TASK STATEMENT
Please give the data below again in full, exactly as it stands.

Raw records
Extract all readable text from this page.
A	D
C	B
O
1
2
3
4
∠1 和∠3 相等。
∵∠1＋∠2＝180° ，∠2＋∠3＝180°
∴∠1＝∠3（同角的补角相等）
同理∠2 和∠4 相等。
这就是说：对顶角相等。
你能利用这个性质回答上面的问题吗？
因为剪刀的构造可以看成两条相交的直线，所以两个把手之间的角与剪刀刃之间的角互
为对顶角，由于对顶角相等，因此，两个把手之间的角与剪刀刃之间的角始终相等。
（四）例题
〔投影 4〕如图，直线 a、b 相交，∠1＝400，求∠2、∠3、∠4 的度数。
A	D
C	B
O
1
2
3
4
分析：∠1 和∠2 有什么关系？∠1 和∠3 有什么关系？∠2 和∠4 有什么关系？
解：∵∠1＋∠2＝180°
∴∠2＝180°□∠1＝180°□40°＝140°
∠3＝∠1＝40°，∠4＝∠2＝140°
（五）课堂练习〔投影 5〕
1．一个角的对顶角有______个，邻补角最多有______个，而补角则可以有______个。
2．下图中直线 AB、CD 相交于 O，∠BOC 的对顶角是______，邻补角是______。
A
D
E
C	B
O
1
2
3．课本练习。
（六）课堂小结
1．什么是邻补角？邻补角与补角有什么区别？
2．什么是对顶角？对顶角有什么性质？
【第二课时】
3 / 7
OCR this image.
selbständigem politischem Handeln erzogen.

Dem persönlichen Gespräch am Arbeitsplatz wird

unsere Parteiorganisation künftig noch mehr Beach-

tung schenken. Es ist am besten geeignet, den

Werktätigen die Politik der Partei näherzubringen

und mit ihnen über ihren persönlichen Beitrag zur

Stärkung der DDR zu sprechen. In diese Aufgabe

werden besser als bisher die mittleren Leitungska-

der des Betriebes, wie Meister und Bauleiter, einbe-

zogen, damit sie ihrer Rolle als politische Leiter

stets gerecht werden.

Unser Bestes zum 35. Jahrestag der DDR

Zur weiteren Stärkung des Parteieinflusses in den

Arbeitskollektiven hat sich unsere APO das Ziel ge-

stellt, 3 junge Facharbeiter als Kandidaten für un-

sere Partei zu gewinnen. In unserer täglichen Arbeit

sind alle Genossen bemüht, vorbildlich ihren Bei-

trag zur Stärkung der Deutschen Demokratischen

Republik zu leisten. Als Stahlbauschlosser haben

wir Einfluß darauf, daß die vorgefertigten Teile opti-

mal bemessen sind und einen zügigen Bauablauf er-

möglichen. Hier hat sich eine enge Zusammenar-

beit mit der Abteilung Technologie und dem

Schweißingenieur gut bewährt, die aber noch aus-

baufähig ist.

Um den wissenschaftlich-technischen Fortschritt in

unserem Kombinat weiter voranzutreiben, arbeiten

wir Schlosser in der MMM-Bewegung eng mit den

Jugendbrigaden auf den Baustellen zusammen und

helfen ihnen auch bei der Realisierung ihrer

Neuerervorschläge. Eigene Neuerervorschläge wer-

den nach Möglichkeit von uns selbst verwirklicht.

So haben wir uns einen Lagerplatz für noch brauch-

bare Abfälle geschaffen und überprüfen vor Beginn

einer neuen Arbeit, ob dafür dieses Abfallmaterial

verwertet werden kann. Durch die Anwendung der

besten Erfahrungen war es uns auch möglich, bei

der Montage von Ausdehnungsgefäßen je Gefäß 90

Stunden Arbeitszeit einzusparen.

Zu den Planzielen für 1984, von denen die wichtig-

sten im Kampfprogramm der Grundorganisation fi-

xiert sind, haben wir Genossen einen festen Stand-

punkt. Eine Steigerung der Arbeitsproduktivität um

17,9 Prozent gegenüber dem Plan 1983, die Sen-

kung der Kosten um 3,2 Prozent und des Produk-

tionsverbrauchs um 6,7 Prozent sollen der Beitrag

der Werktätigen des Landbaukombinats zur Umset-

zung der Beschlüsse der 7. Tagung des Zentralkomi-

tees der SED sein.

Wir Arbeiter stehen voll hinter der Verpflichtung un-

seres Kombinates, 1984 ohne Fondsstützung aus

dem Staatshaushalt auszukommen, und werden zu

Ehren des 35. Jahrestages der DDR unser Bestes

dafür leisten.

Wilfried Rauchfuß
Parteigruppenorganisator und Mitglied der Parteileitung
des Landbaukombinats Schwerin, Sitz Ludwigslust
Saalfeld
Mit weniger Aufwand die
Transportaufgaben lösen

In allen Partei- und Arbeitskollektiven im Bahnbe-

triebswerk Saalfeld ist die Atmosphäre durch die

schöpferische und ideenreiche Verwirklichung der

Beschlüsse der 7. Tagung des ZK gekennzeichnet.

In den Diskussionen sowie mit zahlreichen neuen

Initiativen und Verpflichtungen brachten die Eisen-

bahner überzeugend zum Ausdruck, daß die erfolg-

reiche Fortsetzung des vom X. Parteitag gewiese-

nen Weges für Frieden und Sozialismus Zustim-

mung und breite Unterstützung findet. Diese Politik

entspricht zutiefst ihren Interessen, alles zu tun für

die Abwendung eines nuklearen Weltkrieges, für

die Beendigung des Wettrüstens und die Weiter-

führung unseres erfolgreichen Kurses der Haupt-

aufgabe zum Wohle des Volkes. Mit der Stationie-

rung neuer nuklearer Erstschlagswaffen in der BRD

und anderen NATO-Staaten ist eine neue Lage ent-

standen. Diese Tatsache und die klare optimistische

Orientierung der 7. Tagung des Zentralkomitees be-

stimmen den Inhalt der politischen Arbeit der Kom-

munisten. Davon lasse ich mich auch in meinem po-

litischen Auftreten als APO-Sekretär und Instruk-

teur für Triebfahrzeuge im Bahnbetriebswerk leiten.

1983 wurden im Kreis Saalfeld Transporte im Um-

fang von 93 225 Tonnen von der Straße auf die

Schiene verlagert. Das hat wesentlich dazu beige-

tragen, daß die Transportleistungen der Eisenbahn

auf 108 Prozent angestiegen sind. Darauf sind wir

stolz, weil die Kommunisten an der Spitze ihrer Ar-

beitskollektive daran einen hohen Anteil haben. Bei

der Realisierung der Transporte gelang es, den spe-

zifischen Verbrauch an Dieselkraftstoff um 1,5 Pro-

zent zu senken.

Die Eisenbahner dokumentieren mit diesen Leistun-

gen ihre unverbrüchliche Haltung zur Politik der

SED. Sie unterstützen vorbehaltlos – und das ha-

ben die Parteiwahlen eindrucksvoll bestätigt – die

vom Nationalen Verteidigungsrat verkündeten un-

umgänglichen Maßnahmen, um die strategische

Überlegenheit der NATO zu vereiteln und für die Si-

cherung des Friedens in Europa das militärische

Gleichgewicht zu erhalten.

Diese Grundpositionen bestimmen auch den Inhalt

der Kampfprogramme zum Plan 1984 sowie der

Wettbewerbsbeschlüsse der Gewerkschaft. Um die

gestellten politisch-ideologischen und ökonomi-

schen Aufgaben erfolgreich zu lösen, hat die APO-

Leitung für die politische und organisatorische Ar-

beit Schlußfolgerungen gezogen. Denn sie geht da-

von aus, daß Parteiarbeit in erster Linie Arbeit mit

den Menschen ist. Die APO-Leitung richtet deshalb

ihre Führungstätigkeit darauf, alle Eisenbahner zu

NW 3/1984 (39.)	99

RESPONSE TO THIS EXERCISE
Extract all readable text from this page.
A	D
C	B
O
1
2
3
4
∠1 和∠3 相等。
∵∠1＋∠2＝180° ，∠2＋∠3＝180°
∴∠1＝∠3（同角的补角相等）
同理∠2 和∠4 相等。
这就是说：对顶角相等。
你能利用这个性质回答上面的问题吗？
因为剪刀的构造可以看成两条相交的直线，所以两个把手之间的角与剪刀刃之间的角互
为对顶角，由于对顶角相等，因此，两个把手之间的角与剪刀刃之间的角始终相等。
（四）例题
〔投影 4〕如图，直线 a、b 相交，∠1＝400，求∠2、∠3、∠4 的度数。
A	D
C	B
O
1
2
3
4
分析：∠1 和∠2 有什么关系？∠1 和∠3 有什么关系？∠2 和∠4 有什么关系？
解：∵∠1＋∠2＝180°
∴∠2＝180°□∠1＝180°□40°＝140°
∠3＝∠1＝40°，∠4＝∠2＝140°
（五）课堂练习〔投影 5〕
1．一个角的对顶角有______个，邻补角最多有______个，而补角则可以有______个。
2．下图中直线 AB、CD 相交于 O，∠BOC 的对顶角是______，邻补角是______。
A
D
E
C	B
O
1
2
3．课本练习。
（六）课堂小结
1．什么是邻补角？邻补角与补角有什么区别？
2．什么是对顶角？对顶角有什么性质？
【第二课时】
3 / 7
OCR this image.
selbständigem politischem Handeln erzogen.

Dem persönlichen Gespräch am Arbeitsplatz wird

unsere Parteiorganisation künftig noch mehr Beach-

tung schenken. Es ist am besten geeignet, den

Werktätigen die Politik der Partei näherzubringen

und mit ihnen über ihren persönlichen Beitrag zur

Stärkung der DDR zu sprechen. In diese Aufgabe

werden besser als bisher die mittleren Leitungska-

der des Betriebes, wie Meister und Bauleiter, einbe-

zogen, damit sie ihrer Rolle als politische Leiter

stets gerecht werden.

Unser Bestes zum 35. Jahrestag der DDR

Zur weiteren Stärkung des Parteieinflusses in den

Arbeitskollektiven hat sich unsere APO das Ziel ge-

stellt, 3 junge Facharbeiter als Kandidaten für un-

sere Partei zu gewinnen. In unserer täglichen Arbeit

sind alle Genossen bemüht, vorbildlich ihren Bei-

trag zur Stärkung der Deutschen Demokratischen

Republik zu leisten. Als Stahlbauschlosser haben

wir Einfluß darauf, daß die vorgefertigten Teile opti-

mal bemessen sind und einen zügigen Bauablauf er-

möglichen. Hier hat sich eine enge Zusammenar-

beit mit der Abteilung Technologie und dem

Schweißingenieur gut bewährt, die aber noch aus-

baufähig ist.

Um den wissenschaftlich-technischen Fortschritt in

unserem Kombinat weiter voranzutreiben, arbeiten

wir Schlosser in der MMM-Bewegung eng mit den

Jugendbrigaden auf den Baustellen zusammen und

helfen ihnen auch bei der Realisierung ihrer

Neuerervorschläge. Eigene Neuerervorschläge wer-

den nach Möglichkeit von uns selbst verwirklicht.

So haben wir uns einen Lagerplatz für noch brauch-

bare Abfälle geschaffen und überprüfen vor Beginn

einer neuen Arbeit, ob dafür dieses Abfallmaterial

verwertet werden kann. Durch die Anwendung der

besten Erfahrungen war es uns auch möglich, bei

der Montage von Ausdehnungsgefäßen je Gefäß 90

Stunden Arbeitszeit einzusparen.

Zu den Planzielen für 1984, von denen die wichtig-

sten im Kampfprogramm der Grundorganisation fi-

xiert sind, haben wir Genossen einen festen Stand-

punkt. Eine Steigerung der Arbeitsproduktivität um

17,9 Prozent gegenüber dem Plan 1983, die Sen-

kung der Kosten um 3,2 Prozent und des Produk-

tionsverbrauchs um 6,7 Prozent sollen der Beitrag

der Werktätigen des Landbaukombinats zur Umset-

zung der Beschlüsse der 7. Tagung des Zentralkomi-

tees der SED sein.

Wir Arbeiter stehen voll hinter der Verpflichtung un-

seres Kombinates, 1984 ohne Fondsstützung aus

dem Staatshaushalt auszukommen, und werden zu

Ehren des 35. Jahrestages der DDR unser Bestes

dafür leisten.

Wilfried Rauchfuß
Parteigruppenorganisator und Mitglied der Parteileitung
des Landbaukombinats Schwerin, Sitz Ludwigslust
Saalfeld
Mit weniger Aufwand die
Transportaufgaben lösen

In allen Partei- und Arbeitskollektiven im Bahnbe-

triebswerk Saalfeld ist die Atmosphäre durch die

schöpferische und ideenreiche Verwirklichung der

Beschlüsse der 7. Tagung des ZK gekennzeichnet.

In den Diskussionen sowie mit zahlreichen neuen

Initiativen und Verpflichtungen brachten die Eisen-

bahner überzeugend zum Ausdruck, daß die erfolg-

reiche Fortsetzung des vom X. Parteitag gewiese-

nen Weges für Frieden und Sozialismus Zustim-

mung und breite Unterstützung findet. Diese Politik

entspricht zutiefst ihren Interessen, alles zu tun für

die Abwendung eines nuklearen Weltkrieges, für

die Beendigung des Wettrüstens und die Weiter-

führung unseres erfolgreichen Kurses der Haupt-

aufgabe zum Wohle des Volkes. Mit der Stationie-

rung neuer nuklearer Erstschlagswaffen in der BRD

und anderen NATO-Staaten ist eine neue Lage ent-

standen. Diese Tatsache und die klare optimistische

Orientierung der 7. Tagung des Zentralkomitees be-

stimmen den Inhalt der politischen Arbeit der Kom-

munisten. Davon lasse ich mich auch in meinem po-

litischen Auftreten als APO-Sekretär und Instruk-

teur für Triebfahrzeuge im Bahnbetriebswerk leiten.

1983 wurden im Kreis Saalfeld Transporte im Um-

fang von 93 225 Tonnen von der Straße auf die

Schiene verlagert. Das hat wesentlich dazu beige-

tragen, daß die Transportleistungen der Eisenbahn

auf 108 Prozent angestiegen sind. Darauf sind wir

stolz, weil die Kommunisten an der Spitze ihrer Ar-

beitskollektive daran einen hohen Anteil haben. Bei

der Realisierung der Transporte gelang es, den spe-

zifischen Verbrauch an Dieselkraftstoff um 1,5 Pro-

zent zu senken.

Die Eisenbahner dokumentieren mit diesen Leistun-

gen ihre unverbrüchliche Haltung zur Politik der

SED. Sie unterstützen vorbehaltlos – und das ha-

ben die Parteiwahlen eindrucksvoll bestätigt – die

vom Nationalen Verteidigungsrat verkündeten un-

umgänglichen Maßnahmen, um die strategische

Überlegenheit der NATO zu vereiteln und für die Si-

cherung des Friedens in Europa das militärische

Gleichgewicht zu erhalten.

Diese Grundpositionen bestimmen auch den Inhalt

der Kampfprogramme zum Plan 1984 sowie der

Wettbewerbsbeschlüsse der Gewerkschaft. Um die

gestellten politisch-ideologischen und ökonomi-

schen Aufgaben erfolgreich zu lösen, hat die APO-

Leitung für die politische und organisatorische Ar-

beit Schlußfolgerungen gezogen. Denn sie geht da-

von aus, daß Parteiarbeit in erster Linie Arbeit mit

den Menschen ist. Die APO-Leitung richtet deshalb

ihre Führungstätigkeit darauf, alle Eisenbahner zu

NW 3/1984 (39.)	99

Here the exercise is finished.